TO BE DONE:
Gather every line holding the string "image".
----------------
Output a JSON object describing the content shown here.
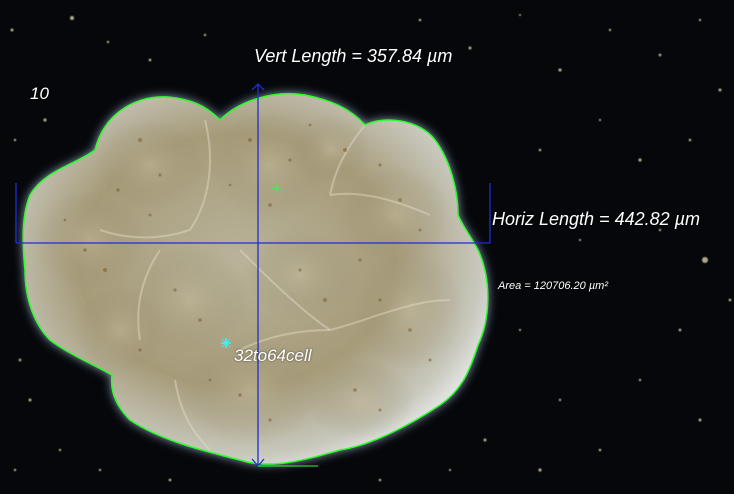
{
  "frame_label": "10",
  "measurements": {
    "vertical": "Vert Length = 357.84 µm",
    "horizontal": "Horiz Length = 442.82 µm",
    "area": "Area = 120706.20 µm²"
  },
  "stage_label": "32to64cell",
  "colors": {
    "background": "#05070b",
    "outline": "#2aff2a",
    "axis": "#1f2fd0",
    "marker_green": "#22ff44",
    "marker_cyan": "#2affff",
    "text": "#ffffff"
  }
}
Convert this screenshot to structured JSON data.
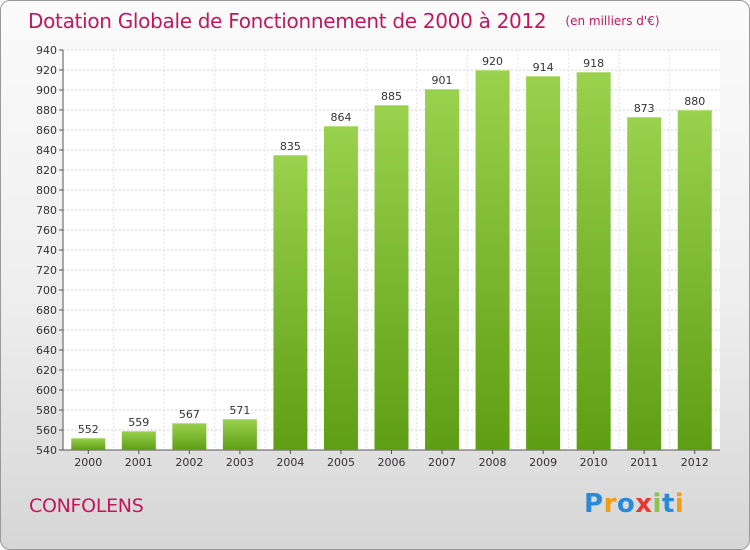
{
  "title": "Dotation Globale de Fonctionnement de 2000 à 2012",
  "subtitle": "(en milliers d'€)",
  "commune": "CONFOLENS",
  "brand": {
    "text": "Proxiti",
    "letters": [
      {
        "char": "P",
        "color": "#2a8ad8"
      },
      {
        "char": "r",
        "color": "#f39c12"
      },
      {
        "char": "o",
        "color": "#2a8ad8"
      },
      {
        "char": "x",
        "color": "#e53935"
      },
      {
        "char": "i",
        "color": "#8bc34a"
      },
      {
        "char": "t",
        "color": "#2a8ad8"
      },
      {
        "char": "i",
        "color": "#f39c12"
      }
    ]
  },
  "colors": {
    "bar_light": "#9ad14e",
    "bar_dark": "#5e9e14",
    "title": "#c2185b"
  },
  "chart_data": {
    "type": "bar",
    "categories": [
      "2000",
      "2001",
      "2002",
      "2003",
      "2004",
      "2005",
      "2006",
      "2007",
      "2008",
      "2009",
      "2010",
      "2011",
      "2012"
    ],
    "values": [
      552,
      559,
      567,
      571,
      835,
      864,
      885,
      901,
      920,
      914,
      918,
      873,
      880
    ],
    "title": "Dotation Globale de Fonctionnement de 2000 à 2012",
    "subtitle": "(en milliers d'€)",
    "xlabel": "",
    "ylabel": "",
    "ylim": [
      540,
      940
    ],
    "yticks": [
      540,
      560,
      580,
      600,
      620,
      640,
      660,
      680,
      700,
      720,
      740,
      760,
      780,
      800,
      820,
      840,
      860,
      880,
      900,
      920,
      940
    ],
    "grid": true,
    "data_labels": true
  }
}
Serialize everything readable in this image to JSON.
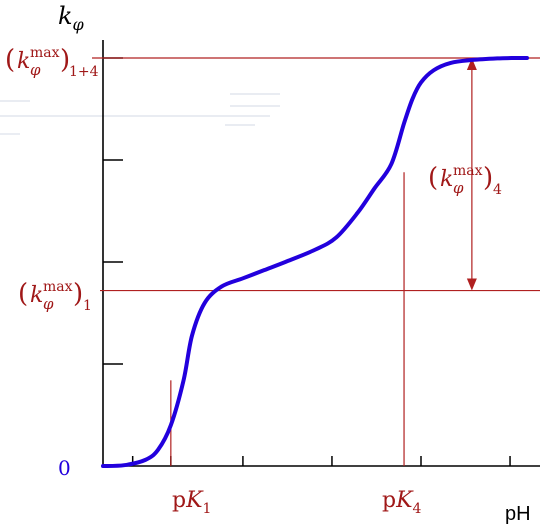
{
  "chart_data": {
    "type": "line",
    "title": "",
    "ylabel": {
      "main": "k",
      "sub": "φ"
    },
    "xlabel": "pH",
    "origin_label": "0",
    "grid": false,
    "ylim": [
      0,
      1
    ],
    "xlim": [
      0,
      1
    ],
    "series": [
      {
        "color": "#2200dd",
        "x": [
          0.0,
          0.05,
          0.1,
          0.13,
          0.16,
          0.19,
          0.21,
          0.24,
          0.28,
          0.33,
          0.38,
          0.43,
          0.5,
          0.55,
          0.6,
          0.64,
          0.68,
          0.71,
          0.73,
          0.75,
          0.78,
          0.82,
          0.87,
          0.93,
          0.97,
          1.0
        ],
        "y": [
          0.0,
          0.002,
          0.015,
          0.04,
          0.1,
          0.21,
          0.32,
          0.4,
          0.44,
          0.46,
          0.48,
          0.5,
          0.53,
          0.56,
          0.62,
          0.68,
          0.74,
          0.84,
          0.9,
          0.94,
          0.97,
          0.988,
          0.995,
          0.999,
          1.0,
          1.0
        ]
      }
    ],
    "reference_lines": {
      "color": "#b02020",
      "horizontal": [
        {
          "y": 1.0,
          "label": {
            "main": "k",
            "sub": "φ",
            "sup": "max",
            "index": "1+4"
          }
        },
        {
          "y": 0.43,
          "label": {
            "main": "k",
            "sub": "φ",
            "sup": "max",
            "index": "1"
          }
        }
      ],
      "vertical": [
        {
          "x": 0.16,
          "y_top": 0.21,
          "label": {
            "main": "p",
            "italic": "K",
            "sub": "1"
          }
        },
        {
          "x": 0.71,
          "y_top": 0.72,
          "label": {
            "main": "p",
            "italic": "K",
            "sub": "4"
          }
        }
      ],
      "arrow": {
        "x": 0.87,
        "y_from": 0.43,
        "y_to": 1.0,
        "label": {
          "main": "k",
          "sub": "φ",
          "sup": "max",
          "index": "4"
        }
      }
    },
    "x_ticks": [
      0.07,
      0.16,
      0.33,
      0.54,
      0.75,
      0.96
    ],
    "y_ticks": [
      0.25,
      0.5,
      0.75,
      1.0
    ]
  }
}
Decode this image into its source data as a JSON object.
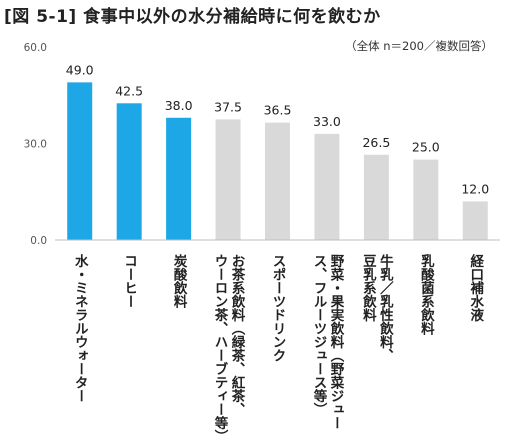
{
  "chart_data": {
    "type": "bar",
    "title": "[図 5-1] 食事中以外の水分補給時に何を飲むか",
    "subtitle": "（全体 n＝200／複数回答）",
    "categories": [
      "水・ミネラルウォーター",
      "コーヒー",
      "炭酸飲料",
      "お茶系飲料（緑茶、紅茶、ウーロン茶、ハーブティー等）",
      "スポーツドリンク",
      "野菜・果実飲料（野菜ジュース、フルーツジュース等）",
      "牛乳／乳性飲料、豆乳系飲料",
      "乳酸菌系飲料",
      "経口補水液"
    ],
    "category_label_lines": [
      [
        "水・ミネラルウォーター"
      ],
      [
        "コーヒー"
      ],
      [
        "炭酸飲料"
      ],
      [
        "お茶系飲料（緑茶、紅茶、",
        "ウーロン茶、ハーブティー等）"
      ],
      [
        "スポーツドリンク"
      ],
      [
        "野菜・果実飲料（野菜ジュー",
        "ス、フルーツジュース等）"
      ],
      [
        "牛乳／乳性飲料、",
        "豆乳系飲料"
      ],
      [
        "乳酸菌系飲料"
      ],
      [
        "経口補水液"
      ]
    ],
    "values": [
      49.0,
      42.5,
      38.0,
      37.5,
      36.5,
      33.0,
      26.5,
      25.0,
      12.0
    ],
    "value_labels": [
      "49.0",
      "42.5",
      "38.0",
      "37.5",
      "36.5",
      "33.0",
      "26.5",
      "25.0",
      "12.0"
    ],
    "highlight_count": 3,
    "ylim": [
      0,
      60
    ],
    "yticks": [
      "0.0",
      "30.0",
      "60.0"
    ],
    "ytick_values": [
      0,
      30,
      60
    ],
    "colors": {
      "highlight": "#1ea7e6",
      "other": "#d9d9d9",
      "axis": "#bfbfbf"
    }
  }
}
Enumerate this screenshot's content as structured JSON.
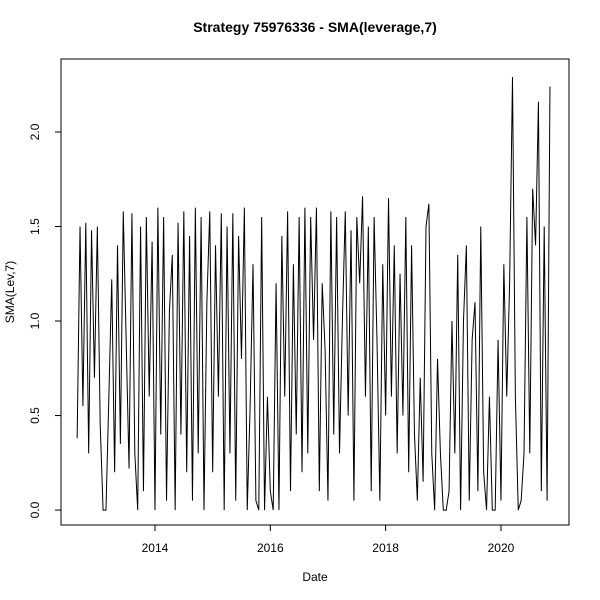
{
  "chart_data": {
    "type": "line",
    "title": "Strategy 75976336 - SMA(leverage,7)",
    "x_label": "Date",
    "y_label": "SMA(Lev,7)",
    "xlim": [
      2012.37,
      2021.18
    ],
    "xticks": [
      2014,
      2016,
      2018,
      2020
    ],
    "ylim": [
      -0.079,
      2.386
    ],
    "yticks": [
      {
        "value": 0,
        "label": "0.0"
      },
      0.5,
      {
        "value": 1,
        "label": "1.0"
      },
      1.5,
      {
        "value": 2,
        "label": "2.0"
      }
    ],
    "series": [
      {
        "name": "SMA(Lev,7)",
        "color": "#000000",
        "x": [
          2012.65,
          2012.7,
          2012.75,
          2012.8,
          2012.85,
          2012.9,
          2012.95,
          2013.0,
          2013.05,
          2013.1,
          2013.15,
          2013.2,
          2013.25,
          2013.3,
          2013.35,
          2013.4,
          2013.45,
          2013.5,
          2013.55,
          2013.6,
          2013.65,
          2013.7,
          2013.75,
          2013.8,
          2013.85,
          2013.9,
          2013.95,
          2014.0,
          2014.05,
          2014.1,
          2014.15,
          2014.2,
          2014.25,
          2014.3,
          2014.35,
          2014.4,
          2014.45,
          2014.5,
          2014.55,
          2014.6,
          2014.65,
          2014.7,
          2014.75,
          2014.8,
          2014.85,
          2014.9,
          2014.95,
          2015.0,
          2015.05,
          2015.1,
          2015.15,
          2015.2,
          2015.25,
          2015.3,
          2015.35,
          2015.4,
          2015.45,
          2015.5,
          2015.55,
          2015.6,
          2015.65,
          2015.7,
          2015.75,
          2015.8,
          2015.85,
          2015.9,
          2015.95,
          2016.0,
          2016.05,
          2016.1,
          2016.15,
          2016.2,
          2016.25,
          2016.3,
          2016.35,
          2016.4,
          2016.45,
          2016.5,
          2016.55,
          2016.6,
          2016.65,
          2016.7,
          2016.75,
          2016.8,
          2016.85,
          2016.9,
          2016.95,
          2017.0,
          2017.05,
          2017.1,
          2017.15,
          2017.2,
          2017.25,
          2017.3,
          2017.35,
          2017.4,
          2017.45,
          2017.5,
          2017.55,
          2017.6,
          2017.65,
          2017.7,
          2017.75,
          2017.8,
          2017.85,
          2017.9,
          2017.95,
          2018.0,
          2018.05,
          2018.1,
          2018.15,
          2018.2,
          2018.25,
          2018.3,
          2018.35,
          2018.4,
          2018.45,
          2018.5,
          2018.55,
          2018.6,
          2018.65,
          2018.7,
          2018.75,
          2018.8,
          2018.85,
          2018.9,
          2018.95,
          2019.0,
          2019.05,
          2019.1,
          2019.15,
          2019.2,
          2019.25,
          2019.3,
          2019.35,
          2019.4,
          2019.45,
          2019.5,
          2019.55,
          2019.6,
          2019.65,
          2019.7,
          2019.75,
          2019.8,
          2019.85,
          2019.9,
          2019.95,
          2020.0,
          2020.05,
          2020.1,
          2020.15,
          2020.2,
          2020.25,
          2020.3,
          2020.35,
          2020.4,
          2020.45,
          2020.5,
          2020.55,
          2020.6,
          2020.65,
          2020.7,
          2020.75,
          2020.8,
          2020.85
        ],
        "values": [
          0.38,
          1.5,
          0.55,
          1.52,
          0.3,
          1.48,
          0.7,
          1.5,
          0.45,
          0,
          0,
          0.6,
          1.22,
          0.2,
          1.4,
          0.35,
          1.58,
          0.9,
          0.22,
          1.57,
          0.3,
          0,
          1.5,
          0.1,
          1.55,
          0.6,
          1.42,
          0,
          1.6,
          0.4,
          1.55,
          0.05,
          1.05,
          1.35,
          0,
          1.52,
          0.4,
          1.58,
          0.2,
          1.45,
          0.05,
          1.6,
          0.3,
          1.55,
          0,
          1.1,
          1.58,
          0.2,
          1.4,
          0.6,
          1.57,
          0,
          1.5,
          0.3,
          1.57,
          0.05,
          1.45,
          0.8,
          1.6,
          0,
          0.55,
          1.3,
          0.05,
          0,
          1.55,
          0,
          0.6,
          0.1,
          0,
          1.2,
          0,
          1.45,
          0.6,
          1.58,
          0.1,
          1.3,
          0.4,
          1.55,
          0.2,
          1.6,
          0.3,
          1.55,
          0.9,
          1.6,
          0.1,
          1.2,
          0.85,
          0.05,
          1.58,
          0.4,
          1.55,
          0.3,
          1.0,
          1.58,
          0.5,
          1.48,
          0.05,
          1.55,
          1.2,
          1.66,
          0.6,
          1.5,
          0.1,
          1.55,
          0.9,
          0.05,
          1.3,
          0.5,
          1.65,
          0.6,
          1.4,
          0.3,
          1.25,
          0.5,
          1.55,
          0.2,
          1.4,
          0.4,
          0.05,
          0.7,
          0.15,
          1.5,
          1.62,
          0.3,
          0,
          0.8,
          0.3,
          0,
          0,
          0.1,
          1.0,
          0.3,
          1.35,
          0,
          1.0,
          1.4,
          0.05,
          0.9,
          1.1,
          0.1,
          1.5,
          0.2,
          0,
          0.6,
          0,
          0,
          0.9,
          0.05,
          1.3,
          0.6,
          1.2,
          2.29,
          0.6,
          0,
          0.05,
          0.3,
          1.55,
          0.3,
          1.7,
          1.4,
          2.16,
          0.1,
          1.5,
          0.05,
          2.24
        ]
      }
    ]
  }
}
----------------
RESULT BELOW:
Serialize everything readable in this image to JSON.
Decode this image into its source data as a JSON object.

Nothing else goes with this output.